PROBLEM REQUIREMENTS » In the entries below, identify every line with the string "Philippines" and copy it.

ROWS »
*****

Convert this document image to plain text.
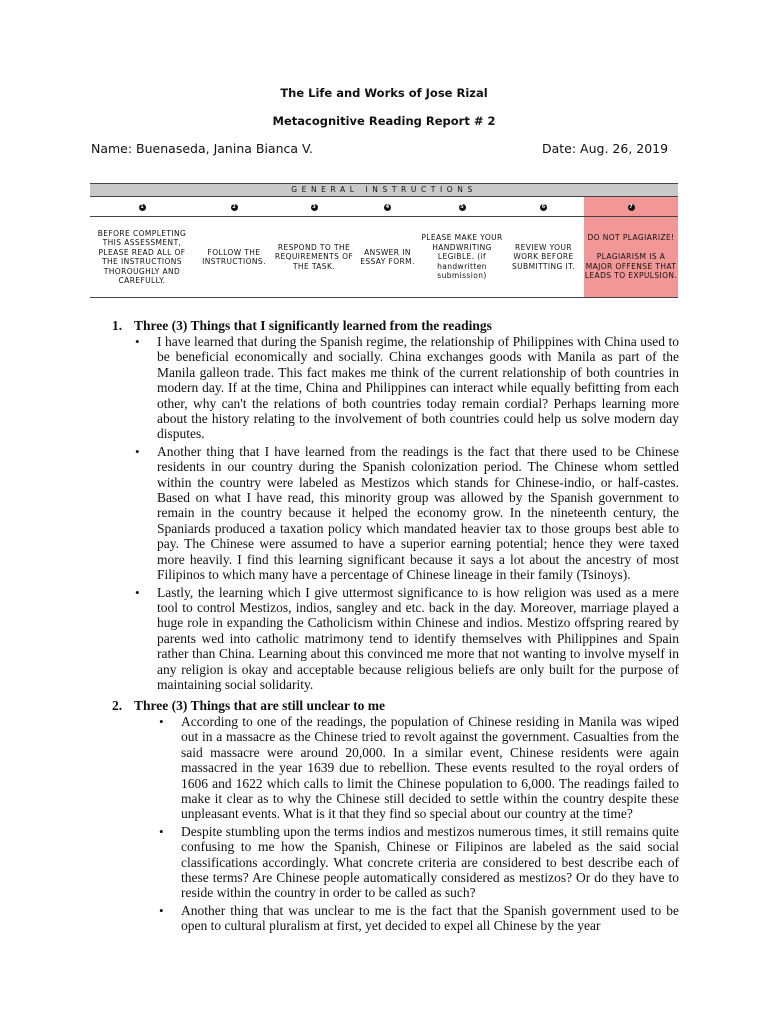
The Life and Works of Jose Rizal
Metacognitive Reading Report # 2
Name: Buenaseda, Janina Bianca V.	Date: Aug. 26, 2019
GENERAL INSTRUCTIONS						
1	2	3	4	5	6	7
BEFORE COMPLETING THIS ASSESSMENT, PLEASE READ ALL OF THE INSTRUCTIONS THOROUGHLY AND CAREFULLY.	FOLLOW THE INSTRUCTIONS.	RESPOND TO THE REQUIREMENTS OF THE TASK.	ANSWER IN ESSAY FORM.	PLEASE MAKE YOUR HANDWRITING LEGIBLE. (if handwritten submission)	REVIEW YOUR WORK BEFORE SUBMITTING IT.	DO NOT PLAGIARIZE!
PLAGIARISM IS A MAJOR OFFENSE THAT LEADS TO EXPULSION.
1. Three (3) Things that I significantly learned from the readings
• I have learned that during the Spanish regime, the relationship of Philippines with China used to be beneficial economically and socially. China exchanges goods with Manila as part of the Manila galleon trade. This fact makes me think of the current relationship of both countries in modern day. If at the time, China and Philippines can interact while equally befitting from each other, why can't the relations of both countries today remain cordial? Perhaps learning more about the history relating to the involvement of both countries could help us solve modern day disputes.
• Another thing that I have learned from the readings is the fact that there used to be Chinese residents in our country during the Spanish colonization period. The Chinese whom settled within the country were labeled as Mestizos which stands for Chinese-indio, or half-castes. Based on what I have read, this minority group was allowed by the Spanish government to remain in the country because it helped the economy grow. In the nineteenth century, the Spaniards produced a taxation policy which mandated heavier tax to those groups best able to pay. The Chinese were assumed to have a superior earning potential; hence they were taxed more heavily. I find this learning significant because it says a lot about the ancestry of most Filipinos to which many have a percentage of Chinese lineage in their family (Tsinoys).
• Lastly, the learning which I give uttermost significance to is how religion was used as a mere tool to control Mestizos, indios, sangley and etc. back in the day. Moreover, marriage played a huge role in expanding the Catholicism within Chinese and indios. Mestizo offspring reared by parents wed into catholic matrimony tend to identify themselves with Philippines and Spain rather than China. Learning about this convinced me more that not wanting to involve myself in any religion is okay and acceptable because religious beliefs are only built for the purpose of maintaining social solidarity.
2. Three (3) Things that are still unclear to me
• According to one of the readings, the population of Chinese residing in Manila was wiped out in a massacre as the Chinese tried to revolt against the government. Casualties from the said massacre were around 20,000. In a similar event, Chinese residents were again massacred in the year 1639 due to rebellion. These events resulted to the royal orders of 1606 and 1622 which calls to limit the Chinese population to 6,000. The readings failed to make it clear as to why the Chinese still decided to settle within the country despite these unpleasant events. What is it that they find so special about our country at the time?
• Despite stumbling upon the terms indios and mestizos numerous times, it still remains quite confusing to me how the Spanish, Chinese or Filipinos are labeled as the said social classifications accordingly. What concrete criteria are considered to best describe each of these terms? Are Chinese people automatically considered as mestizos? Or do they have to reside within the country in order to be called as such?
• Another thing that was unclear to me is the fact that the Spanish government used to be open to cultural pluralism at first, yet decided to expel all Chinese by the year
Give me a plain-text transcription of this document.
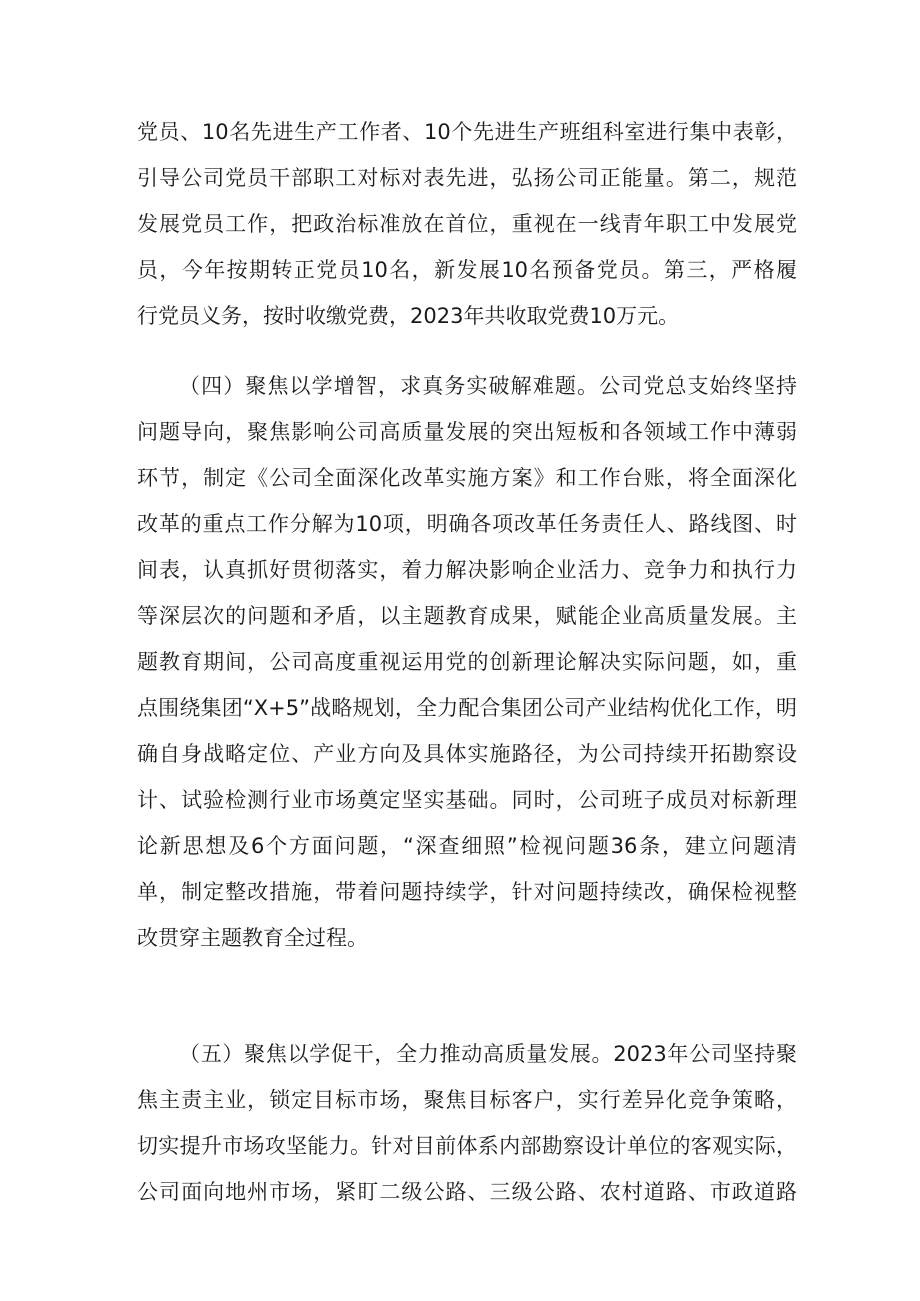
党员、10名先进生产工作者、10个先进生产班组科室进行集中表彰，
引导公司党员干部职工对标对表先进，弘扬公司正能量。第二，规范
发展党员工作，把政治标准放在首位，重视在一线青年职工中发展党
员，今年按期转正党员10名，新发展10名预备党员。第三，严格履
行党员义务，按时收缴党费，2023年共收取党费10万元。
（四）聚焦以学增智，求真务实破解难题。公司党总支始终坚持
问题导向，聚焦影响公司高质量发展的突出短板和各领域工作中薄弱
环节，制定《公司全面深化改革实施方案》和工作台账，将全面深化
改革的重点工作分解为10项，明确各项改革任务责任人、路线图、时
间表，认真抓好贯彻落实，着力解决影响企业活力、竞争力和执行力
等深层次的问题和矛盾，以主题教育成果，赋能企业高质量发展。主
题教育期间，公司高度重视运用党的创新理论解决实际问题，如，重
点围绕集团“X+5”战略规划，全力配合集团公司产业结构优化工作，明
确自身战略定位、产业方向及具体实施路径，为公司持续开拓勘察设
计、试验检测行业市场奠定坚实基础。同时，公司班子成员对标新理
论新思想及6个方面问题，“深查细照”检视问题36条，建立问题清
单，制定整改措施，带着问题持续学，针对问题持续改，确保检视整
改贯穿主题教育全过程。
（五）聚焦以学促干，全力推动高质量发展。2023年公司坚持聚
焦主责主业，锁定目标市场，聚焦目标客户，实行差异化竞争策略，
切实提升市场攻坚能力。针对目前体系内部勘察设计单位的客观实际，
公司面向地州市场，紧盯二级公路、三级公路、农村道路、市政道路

*****

ANSWER FOR THE TASK »
• I have learned that during the Spanish regime, the relationship of Philippines with China used to be beneficial economically and socially. China exchanges goods with Manila as part of the Manila galleon trade. This fact makes me think of the current relationship of both countries in modern day. If at the time, China and Philippines can interact while equally befitting from each other, why can't the relations of both countries today remain cordial? Perhaps learning more about the history relating to the involvement of both countries could help us solve modern day disputes.
• Lastly, the learning which I give uttermost significance to is how religion was used as a mere tool to control Mestizos, indios, sangley and etc. back in the day. Moreover, marriage played a huge role in expanding the Catholicism within Chinese and indios. Mestizo offspring reared by parents wed into catholic matrimony tend to identify themselves with Philippines and Spain rather than China. Learning about this convinced me more that not wanting to involve myself in any religion is okay and acceptable because religious beliefs are only built for the purpose of maintaining social solidarity.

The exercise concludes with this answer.